Content starts

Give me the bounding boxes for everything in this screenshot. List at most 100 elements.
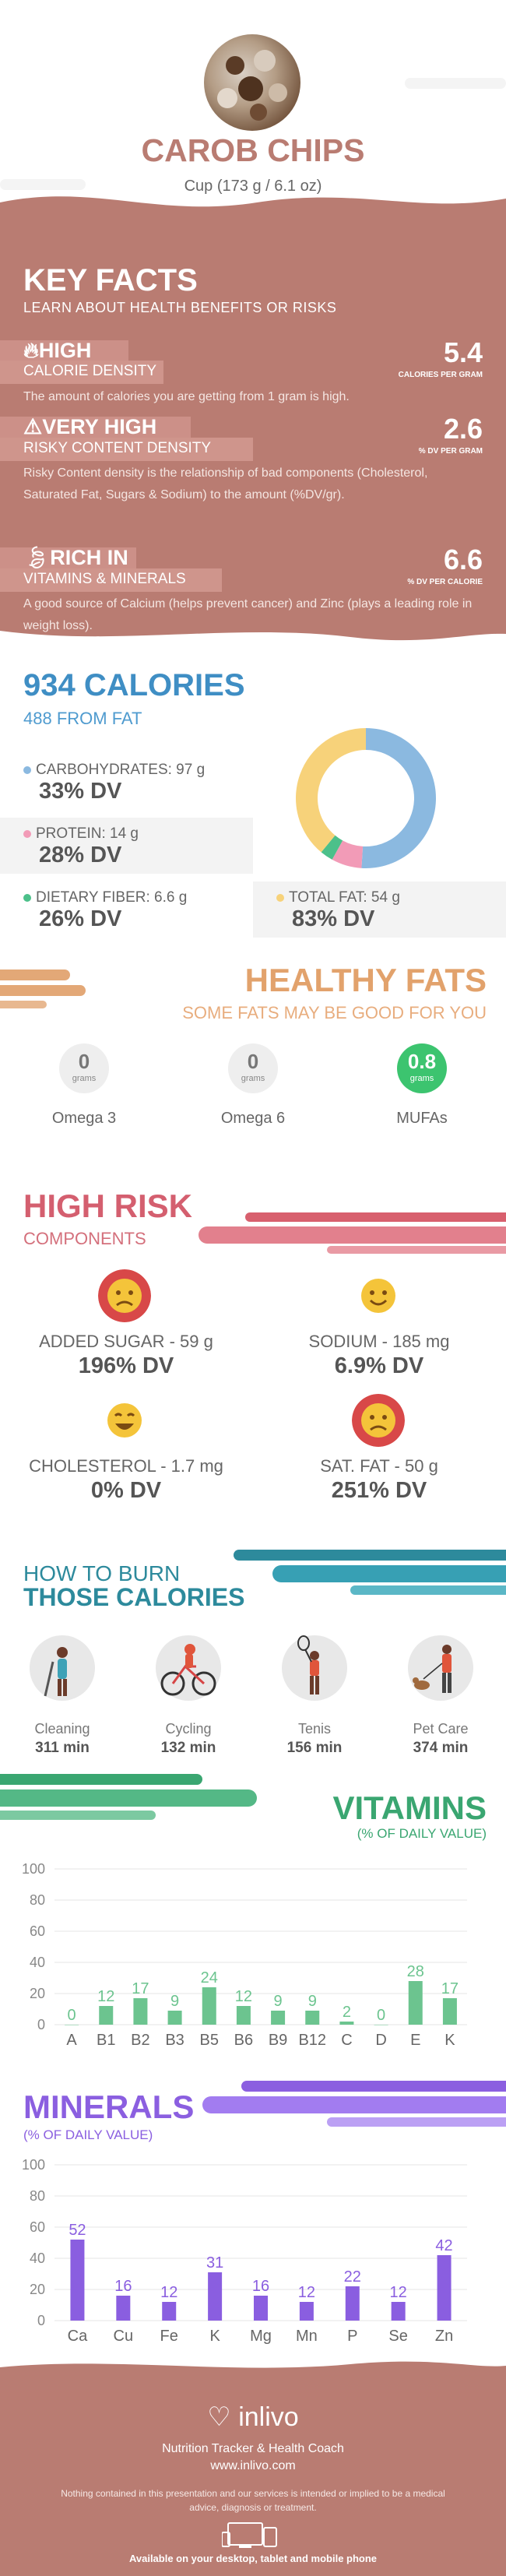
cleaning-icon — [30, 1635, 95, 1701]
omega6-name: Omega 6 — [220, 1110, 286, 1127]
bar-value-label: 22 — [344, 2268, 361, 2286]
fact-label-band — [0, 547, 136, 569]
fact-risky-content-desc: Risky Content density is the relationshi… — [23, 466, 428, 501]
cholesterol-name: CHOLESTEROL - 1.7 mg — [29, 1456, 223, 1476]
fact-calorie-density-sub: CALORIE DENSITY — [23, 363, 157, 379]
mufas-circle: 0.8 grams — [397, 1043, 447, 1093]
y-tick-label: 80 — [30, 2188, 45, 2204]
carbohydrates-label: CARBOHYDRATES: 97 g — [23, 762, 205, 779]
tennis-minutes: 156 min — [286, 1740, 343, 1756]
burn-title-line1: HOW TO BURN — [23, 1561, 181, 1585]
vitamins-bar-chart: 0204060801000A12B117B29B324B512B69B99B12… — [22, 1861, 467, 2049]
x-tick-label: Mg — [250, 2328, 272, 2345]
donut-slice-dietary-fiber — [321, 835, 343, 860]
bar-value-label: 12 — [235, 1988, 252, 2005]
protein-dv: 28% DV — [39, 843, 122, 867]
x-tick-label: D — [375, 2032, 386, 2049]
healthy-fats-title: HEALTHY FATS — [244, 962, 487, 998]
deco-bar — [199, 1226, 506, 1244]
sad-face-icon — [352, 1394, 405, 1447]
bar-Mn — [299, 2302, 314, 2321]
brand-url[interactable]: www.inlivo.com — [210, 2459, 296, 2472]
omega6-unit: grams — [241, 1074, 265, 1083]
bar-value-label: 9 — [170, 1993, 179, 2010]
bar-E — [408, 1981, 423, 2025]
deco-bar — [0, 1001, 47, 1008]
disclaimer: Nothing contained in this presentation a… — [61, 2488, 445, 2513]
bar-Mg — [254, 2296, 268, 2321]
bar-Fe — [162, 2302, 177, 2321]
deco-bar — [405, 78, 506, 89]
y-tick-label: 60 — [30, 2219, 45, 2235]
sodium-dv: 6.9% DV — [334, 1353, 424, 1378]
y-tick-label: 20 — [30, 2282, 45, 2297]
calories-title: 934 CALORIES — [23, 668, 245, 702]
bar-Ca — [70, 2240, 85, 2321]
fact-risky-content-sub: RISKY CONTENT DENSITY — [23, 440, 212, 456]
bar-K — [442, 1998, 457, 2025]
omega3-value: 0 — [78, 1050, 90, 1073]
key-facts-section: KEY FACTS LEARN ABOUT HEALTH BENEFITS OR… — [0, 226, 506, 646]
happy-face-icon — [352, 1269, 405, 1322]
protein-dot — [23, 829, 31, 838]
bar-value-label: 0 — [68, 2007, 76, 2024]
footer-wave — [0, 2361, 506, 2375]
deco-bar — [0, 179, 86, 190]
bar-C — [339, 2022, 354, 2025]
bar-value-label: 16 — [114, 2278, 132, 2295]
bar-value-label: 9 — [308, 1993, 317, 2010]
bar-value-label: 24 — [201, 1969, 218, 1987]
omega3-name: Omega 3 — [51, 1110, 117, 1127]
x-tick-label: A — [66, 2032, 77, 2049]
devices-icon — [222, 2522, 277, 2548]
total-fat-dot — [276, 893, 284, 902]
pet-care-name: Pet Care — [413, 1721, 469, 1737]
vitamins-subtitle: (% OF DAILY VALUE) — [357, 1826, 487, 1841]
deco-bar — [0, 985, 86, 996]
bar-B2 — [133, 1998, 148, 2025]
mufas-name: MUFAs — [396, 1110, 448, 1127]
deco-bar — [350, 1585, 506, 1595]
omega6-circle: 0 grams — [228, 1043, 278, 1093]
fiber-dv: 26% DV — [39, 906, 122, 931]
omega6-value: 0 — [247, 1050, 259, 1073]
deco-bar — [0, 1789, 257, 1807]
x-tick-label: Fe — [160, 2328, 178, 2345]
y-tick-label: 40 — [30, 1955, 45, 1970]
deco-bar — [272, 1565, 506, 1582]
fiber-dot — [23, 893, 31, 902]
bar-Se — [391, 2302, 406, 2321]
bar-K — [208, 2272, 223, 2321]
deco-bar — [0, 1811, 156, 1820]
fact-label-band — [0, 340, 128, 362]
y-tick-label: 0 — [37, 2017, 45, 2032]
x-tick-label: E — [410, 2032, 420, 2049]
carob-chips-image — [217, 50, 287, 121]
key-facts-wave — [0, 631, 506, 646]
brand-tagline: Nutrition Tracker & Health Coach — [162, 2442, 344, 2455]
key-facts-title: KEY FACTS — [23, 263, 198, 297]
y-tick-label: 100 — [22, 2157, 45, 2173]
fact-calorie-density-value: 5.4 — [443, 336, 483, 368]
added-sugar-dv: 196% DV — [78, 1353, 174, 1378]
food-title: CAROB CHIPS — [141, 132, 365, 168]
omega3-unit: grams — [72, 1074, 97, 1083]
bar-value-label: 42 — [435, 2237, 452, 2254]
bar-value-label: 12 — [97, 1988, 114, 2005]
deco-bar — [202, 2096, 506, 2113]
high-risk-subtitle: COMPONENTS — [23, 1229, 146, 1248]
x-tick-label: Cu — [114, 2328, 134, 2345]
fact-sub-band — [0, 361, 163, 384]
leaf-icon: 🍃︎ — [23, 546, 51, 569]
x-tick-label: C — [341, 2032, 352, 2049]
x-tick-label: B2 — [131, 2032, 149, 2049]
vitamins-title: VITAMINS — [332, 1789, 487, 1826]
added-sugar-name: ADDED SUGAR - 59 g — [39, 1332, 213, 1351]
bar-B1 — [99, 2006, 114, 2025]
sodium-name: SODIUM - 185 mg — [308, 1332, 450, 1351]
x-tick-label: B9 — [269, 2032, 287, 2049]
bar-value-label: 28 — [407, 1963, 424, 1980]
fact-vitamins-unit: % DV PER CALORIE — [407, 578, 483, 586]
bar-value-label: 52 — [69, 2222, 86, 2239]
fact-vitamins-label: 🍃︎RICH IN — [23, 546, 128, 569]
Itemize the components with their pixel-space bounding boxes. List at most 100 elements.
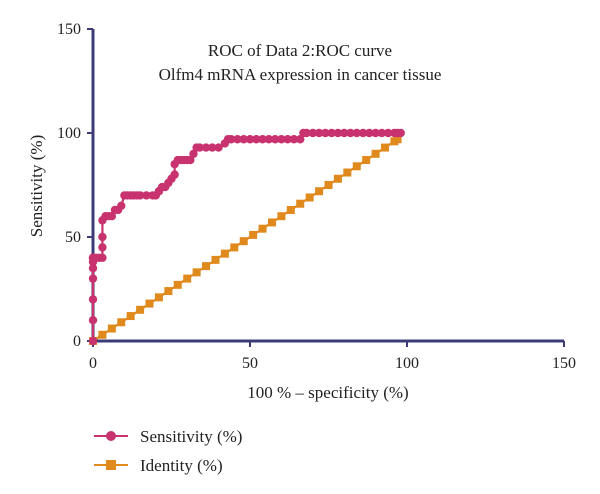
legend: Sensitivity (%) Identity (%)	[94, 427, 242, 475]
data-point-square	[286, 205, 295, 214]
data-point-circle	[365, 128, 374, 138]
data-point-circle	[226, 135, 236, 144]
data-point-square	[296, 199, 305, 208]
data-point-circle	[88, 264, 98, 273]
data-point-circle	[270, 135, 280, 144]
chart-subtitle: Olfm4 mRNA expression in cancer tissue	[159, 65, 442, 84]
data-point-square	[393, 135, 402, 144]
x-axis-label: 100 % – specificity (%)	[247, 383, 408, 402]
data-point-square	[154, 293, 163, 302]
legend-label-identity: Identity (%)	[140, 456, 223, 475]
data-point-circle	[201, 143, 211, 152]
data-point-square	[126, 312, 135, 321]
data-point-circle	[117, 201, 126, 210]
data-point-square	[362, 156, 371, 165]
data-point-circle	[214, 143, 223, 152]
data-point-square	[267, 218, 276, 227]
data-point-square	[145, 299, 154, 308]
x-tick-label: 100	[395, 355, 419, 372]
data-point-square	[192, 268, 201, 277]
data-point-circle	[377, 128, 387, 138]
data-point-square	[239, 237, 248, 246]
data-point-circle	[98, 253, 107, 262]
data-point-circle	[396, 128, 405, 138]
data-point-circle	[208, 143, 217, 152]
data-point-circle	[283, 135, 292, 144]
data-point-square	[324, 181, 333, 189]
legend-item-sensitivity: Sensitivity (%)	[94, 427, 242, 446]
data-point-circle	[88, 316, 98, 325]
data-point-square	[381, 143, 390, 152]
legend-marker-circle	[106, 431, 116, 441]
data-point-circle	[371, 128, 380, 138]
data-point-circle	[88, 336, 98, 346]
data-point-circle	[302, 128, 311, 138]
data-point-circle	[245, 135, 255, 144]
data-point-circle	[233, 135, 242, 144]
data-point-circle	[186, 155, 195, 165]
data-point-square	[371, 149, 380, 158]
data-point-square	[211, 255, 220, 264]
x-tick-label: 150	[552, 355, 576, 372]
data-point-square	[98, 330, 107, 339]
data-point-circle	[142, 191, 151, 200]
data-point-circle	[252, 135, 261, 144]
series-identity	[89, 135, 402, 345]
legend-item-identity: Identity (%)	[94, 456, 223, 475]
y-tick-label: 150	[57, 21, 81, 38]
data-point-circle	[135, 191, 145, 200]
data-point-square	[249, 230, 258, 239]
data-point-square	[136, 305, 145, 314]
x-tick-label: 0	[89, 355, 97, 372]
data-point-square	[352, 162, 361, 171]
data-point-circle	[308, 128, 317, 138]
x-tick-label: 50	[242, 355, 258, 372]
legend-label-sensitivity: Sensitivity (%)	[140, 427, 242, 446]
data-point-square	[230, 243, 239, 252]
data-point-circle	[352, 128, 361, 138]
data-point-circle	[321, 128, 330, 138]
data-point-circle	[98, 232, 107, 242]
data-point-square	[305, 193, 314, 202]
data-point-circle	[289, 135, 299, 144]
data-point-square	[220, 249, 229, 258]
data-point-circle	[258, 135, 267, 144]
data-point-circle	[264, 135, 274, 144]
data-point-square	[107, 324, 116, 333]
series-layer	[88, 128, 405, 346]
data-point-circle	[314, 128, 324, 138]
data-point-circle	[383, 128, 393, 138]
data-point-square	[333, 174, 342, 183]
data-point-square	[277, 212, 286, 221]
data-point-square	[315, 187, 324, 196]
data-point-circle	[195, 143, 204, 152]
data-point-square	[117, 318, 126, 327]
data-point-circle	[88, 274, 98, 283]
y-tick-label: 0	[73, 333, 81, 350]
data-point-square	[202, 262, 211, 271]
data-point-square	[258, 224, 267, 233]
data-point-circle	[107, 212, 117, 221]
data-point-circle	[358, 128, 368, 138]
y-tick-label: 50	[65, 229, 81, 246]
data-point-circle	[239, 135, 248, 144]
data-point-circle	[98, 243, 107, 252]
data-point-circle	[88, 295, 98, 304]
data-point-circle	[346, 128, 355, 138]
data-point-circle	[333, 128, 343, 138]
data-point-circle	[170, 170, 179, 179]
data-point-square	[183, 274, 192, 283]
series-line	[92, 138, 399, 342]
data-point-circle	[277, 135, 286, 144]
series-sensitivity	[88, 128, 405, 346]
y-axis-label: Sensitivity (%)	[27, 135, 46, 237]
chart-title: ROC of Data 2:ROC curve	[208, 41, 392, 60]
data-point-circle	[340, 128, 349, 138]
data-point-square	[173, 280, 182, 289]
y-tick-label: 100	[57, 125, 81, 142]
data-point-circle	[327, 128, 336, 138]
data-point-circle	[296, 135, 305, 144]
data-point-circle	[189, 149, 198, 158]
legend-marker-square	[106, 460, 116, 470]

Content ends

* _WORK ITEM_: Search the entries for the string "elements" and return each line where it turns up.

* _EXPECTED ANSWER_:
Give me the bounding boxes for everything in this screenshot. List at most 100 elements.
Itemize the components with their pixel-space bounding boxes. List at most 100 elements.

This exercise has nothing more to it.